Your instructions:
In your copy, leave out the pictures; write out all the data exactly.

Data for this task:
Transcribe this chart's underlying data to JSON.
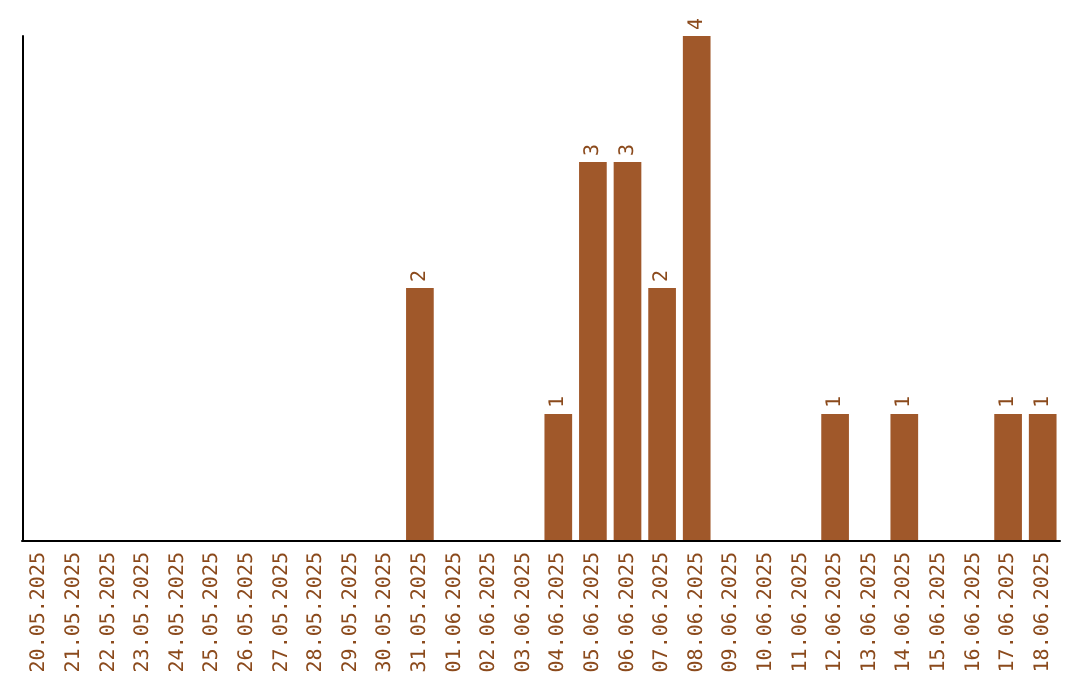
{
  "chart_data": {
    "type": "bar",
    "categories": [
      "20.05.2025",
      "21.05.2025",
      "22.05.2025",
      "23.05.2025",
      "24.05.2025",
      "25.05.2025",
      "26.05.2025",
      "27.05.2025",
      "28.05.2025",
      "29.05.2025",
      "30.05.2025",
      "31.05.2025",
      "01.06.2025",
      "02.06.2025",
      "03.06.2025",
      "04.06.2025",
      "05.06.2025",
      "06.06.2025",
      "07.06.2025",
      "08.06.2025",
      "09.06.2025",
      "10.06.2025",
      "11.06.2025",
      "12.06.2025",
      "13.06.2025",
      "14.06.2025",
      "15.06.2025",
      "16.06.2025",
      "17.06.2025",
      "18.06.2025"
    ],
    "values": [
      0,
      0,
      0,
      0,
      0,
      0,
      0,
      0,
      0,
      0,
      0,
      2,
      0,
      0,
      0,
      1,
      3,
      3,
      2,
      4,
      0,
      0,
      0,
      1,
      0,
      1,
      0,
      0,
      1,
      1
    ],
    "value_labels": [
      null,
      null,
      null,
      null,
      null,
      null,
      null,
      null,
      null,
      null,
      null,
      "2",
      null,
      null,
      null,
      "1",
      "3",
      "3",
      "2",
      "4",
      null,
      null,
      null,
      "1",
      null,
      "1",
      null,
      null,
      "1",
      "1"
    ],
    "color": "#a0582a",
    "tick_labels": "x"
  }
}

Exercise solution:
Transcribe this chart's underlying data to JSON.
{
  "chart_data": {
    "type": "bar",
    "categories": [
      "20.05.2025",
      "21.05.2025",
      "22.05.2025",
      "23.05.2025",
      "24.05.2025",
      "25.05.2025",
      "26.05.2025",
      "27.05.2025",
      "28.05.2025",
      "29.05.2025",
      "30.05.2025",
      "31.05.2025",
      "01.06.2025",
      "02.06.2025",
      "03.06.2025",
      "04.06.2025",
      "05.06.2025",
      "06.06.2025",
      "07.06.2025",
      "08.06.2025",
      "09.06.2025",
      "10.06.2025",
      "11.06.2025",
      "12.06.2025",
      "13.06.2025",
      "14.06.2025",
      "15.06.2025",
      "16.06.2025",
      "17.06.2025",
      "18.06.2025"
    ],
    "values": [
      0,
      0,
      0,
      0,
      0,
      0,
      0,
      0,
      0,
      0,
      0,
      2,
      0,
      0,
      0,
      1,
      3,
      3,
      2,
      4,
      0,
      0,
      0,
      1,
      0,
      1,
      0,
      0,
      1,
      1
    ],
    "value_labels": [
      null,
      null,
      null,
      null,
      null,
      null,
      null,
      null,
      null,
      null,
      null,
      "2",
      null,
      null,
      null,
      "1",
      "3",
      "3",
      "2",
      "4",
      null,
      null,
      null,
      "1",
      null,
      "1",
      null,
      null,
      "1",
      "1"
    ],
    "color": "#a0582a",
    "tick_labels": "x"
  }
}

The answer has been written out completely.